## DIRECTIVE
Wherever the string "Drink" appears in a line, extract that line.

## Stored records
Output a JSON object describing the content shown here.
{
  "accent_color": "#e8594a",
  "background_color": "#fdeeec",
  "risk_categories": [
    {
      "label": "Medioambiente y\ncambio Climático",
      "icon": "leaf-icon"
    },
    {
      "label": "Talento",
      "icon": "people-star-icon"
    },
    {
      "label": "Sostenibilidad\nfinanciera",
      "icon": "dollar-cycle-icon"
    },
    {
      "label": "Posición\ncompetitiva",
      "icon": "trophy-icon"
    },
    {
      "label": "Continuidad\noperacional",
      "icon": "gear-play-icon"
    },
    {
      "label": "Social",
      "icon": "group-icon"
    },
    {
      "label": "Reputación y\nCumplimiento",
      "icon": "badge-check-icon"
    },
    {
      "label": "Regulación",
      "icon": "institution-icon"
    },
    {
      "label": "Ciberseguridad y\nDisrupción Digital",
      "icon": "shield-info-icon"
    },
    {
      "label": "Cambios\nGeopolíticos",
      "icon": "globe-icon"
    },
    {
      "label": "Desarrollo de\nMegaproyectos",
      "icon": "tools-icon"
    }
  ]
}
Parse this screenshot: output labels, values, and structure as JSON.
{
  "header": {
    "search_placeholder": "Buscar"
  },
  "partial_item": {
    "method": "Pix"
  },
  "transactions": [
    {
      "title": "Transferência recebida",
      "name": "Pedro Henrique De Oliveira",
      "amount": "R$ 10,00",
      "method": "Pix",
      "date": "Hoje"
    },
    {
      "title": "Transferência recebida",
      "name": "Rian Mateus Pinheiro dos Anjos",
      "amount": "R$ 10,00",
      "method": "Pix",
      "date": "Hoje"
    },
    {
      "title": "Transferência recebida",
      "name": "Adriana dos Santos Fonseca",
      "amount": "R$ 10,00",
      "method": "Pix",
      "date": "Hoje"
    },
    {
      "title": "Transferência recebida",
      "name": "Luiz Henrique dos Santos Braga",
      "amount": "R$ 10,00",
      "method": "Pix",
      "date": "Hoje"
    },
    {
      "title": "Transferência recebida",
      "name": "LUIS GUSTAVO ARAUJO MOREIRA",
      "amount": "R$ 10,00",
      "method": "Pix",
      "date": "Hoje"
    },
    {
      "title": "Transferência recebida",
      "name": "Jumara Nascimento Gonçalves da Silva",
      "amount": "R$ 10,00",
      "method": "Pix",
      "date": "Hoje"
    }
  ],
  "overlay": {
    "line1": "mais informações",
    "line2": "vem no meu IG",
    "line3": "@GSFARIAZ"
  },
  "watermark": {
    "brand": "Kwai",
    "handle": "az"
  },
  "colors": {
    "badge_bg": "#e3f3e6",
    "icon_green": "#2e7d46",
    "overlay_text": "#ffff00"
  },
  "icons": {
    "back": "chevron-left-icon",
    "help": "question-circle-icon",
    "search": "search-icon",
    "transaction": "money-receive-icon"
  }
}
==
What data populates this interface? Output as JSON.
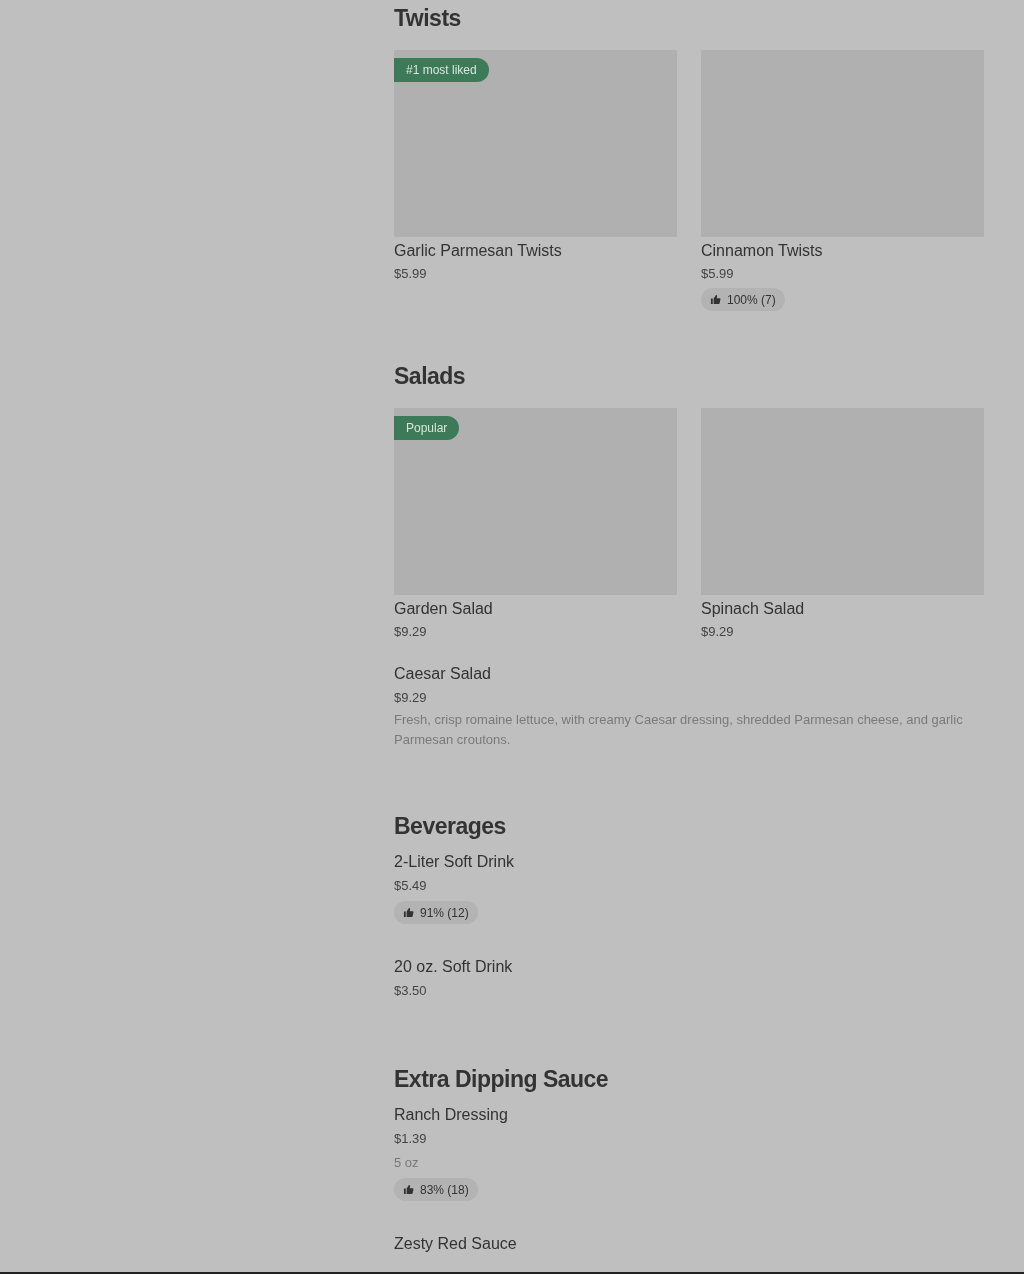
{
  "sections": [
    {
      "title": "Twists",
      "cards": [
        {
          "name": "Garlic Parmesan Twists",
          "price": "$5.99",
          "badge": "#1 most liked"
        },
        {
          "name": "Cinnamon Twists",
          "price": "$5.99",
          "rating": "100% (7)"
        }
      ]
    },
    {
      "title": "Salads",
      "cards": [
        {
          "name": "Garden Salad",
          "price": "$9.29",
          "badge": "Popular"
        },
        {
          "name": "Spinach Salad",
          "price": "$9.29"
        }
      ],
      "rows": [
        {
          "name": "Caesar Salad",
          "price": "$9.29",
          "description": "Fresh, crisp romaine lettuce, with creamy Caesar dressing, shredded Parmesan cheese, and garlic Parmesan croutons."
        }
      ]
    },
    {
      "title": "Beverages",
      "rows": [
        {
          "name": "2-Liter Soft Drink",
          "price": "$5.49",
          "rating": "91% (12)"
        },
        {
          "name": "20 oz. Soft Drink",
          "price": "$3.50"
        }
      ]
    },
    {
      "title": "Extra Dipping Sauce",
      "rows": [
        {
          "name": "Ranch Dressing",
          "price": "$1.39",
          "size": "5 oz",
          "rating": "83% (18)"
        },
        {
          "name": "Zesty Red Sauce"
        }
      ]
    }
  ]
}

## OUTPUT OF THE TASK
          "name": "2-Liter Soft Drink",
          "name": "20 oz. Soft Drink",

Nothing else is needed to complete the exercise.